### [Directions for this task]
From the records, pick out and copy each line containing "service".

### [Stored data]
* * * * * * * * *
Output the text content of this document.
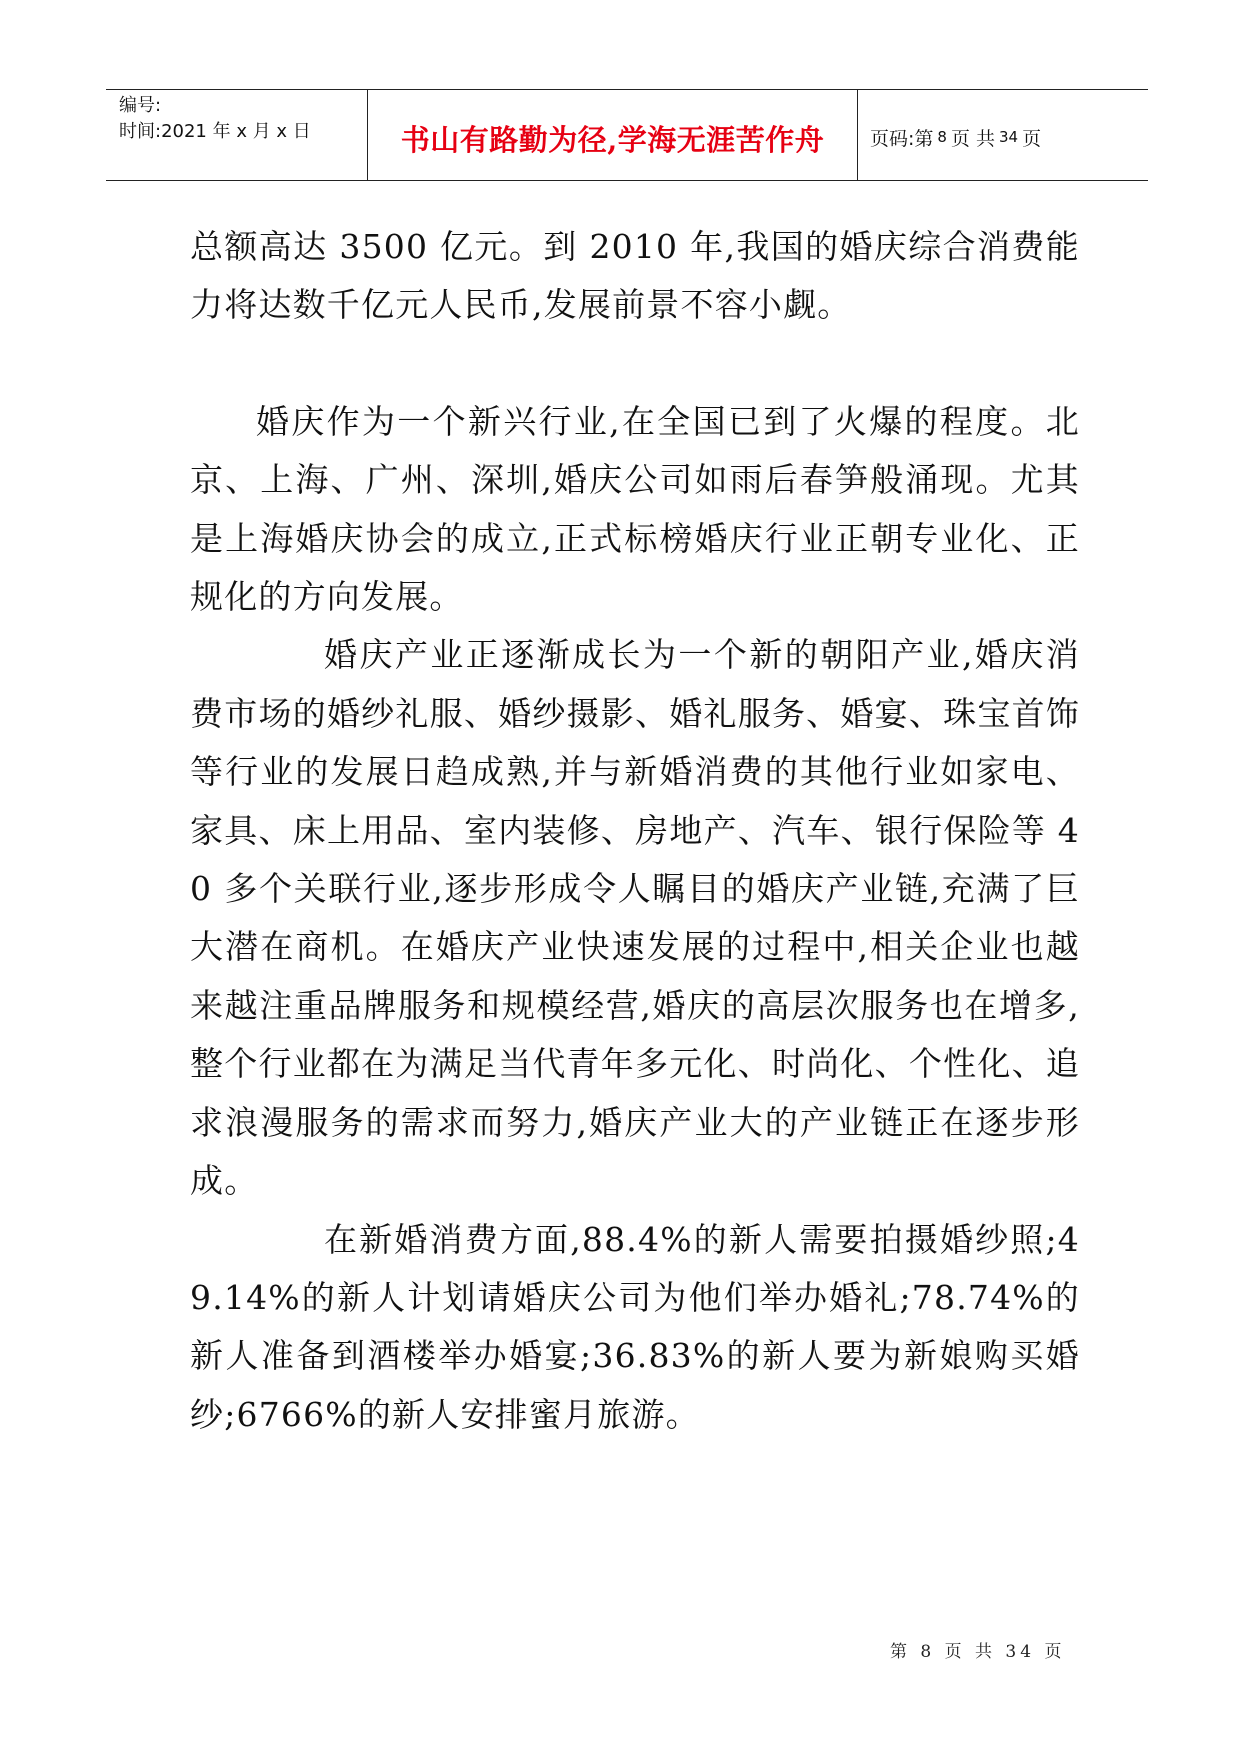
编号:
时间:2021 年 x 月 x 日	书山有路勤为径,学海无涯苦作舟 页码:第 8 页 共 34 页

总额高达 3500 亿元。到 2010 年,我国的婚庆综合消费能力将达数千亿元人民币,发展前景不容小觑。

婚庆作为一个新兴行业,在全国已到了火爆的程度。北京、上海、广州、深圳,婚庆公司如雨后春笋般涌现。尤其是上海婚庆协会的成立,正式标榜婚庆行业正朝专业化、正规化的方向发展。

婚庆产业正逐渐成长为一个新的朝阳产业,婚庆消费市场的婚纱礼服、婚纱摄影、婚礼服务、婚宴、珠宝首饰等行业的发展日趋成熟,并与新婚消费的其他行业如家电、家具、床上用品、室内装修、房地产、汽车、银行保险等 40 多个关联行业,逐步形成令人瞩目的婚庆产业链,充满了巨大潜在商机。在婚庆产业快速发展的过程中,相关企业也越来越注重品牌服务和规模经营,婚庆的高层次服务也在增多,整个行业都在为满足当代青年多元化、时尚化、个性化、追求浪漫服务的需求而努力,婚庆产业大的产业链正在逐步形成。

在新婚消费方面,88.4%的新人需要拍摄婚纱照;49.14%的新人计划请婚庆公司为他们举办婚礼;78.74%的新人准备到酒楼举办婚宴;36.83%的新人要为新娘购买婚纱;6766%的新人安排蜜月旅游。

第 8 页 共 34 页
* * * * * * * * *
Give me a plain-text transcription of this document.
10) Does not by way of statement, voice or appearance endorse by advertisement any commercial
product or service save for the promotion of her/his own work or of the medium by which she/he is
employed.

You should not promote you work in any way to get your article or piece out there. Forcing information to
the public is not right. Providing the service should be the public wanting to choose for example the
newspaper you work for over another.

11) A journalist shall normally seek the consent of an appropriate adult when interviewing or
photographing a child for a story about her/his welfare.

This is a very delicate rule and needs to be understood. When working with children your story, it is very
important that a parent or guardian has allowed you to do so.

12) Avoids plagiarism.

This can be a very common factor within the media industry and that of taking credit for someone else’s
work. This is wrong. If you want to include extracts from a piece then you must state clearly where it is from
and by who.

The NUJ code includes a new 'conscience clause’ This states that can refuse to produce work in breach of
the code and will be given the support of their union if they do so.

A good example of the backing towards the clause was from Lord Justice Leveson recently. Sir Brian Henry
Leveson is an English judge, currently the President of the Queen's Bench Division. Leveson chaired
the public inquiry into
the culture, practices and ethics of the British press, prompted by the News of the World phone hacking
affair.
* * * * * * * * *
### [Solution below]
product or service save for the promotion of her/his own work or of the medium by which she/he is
the public is not right. Providing the service should be the public wanting to choose for example the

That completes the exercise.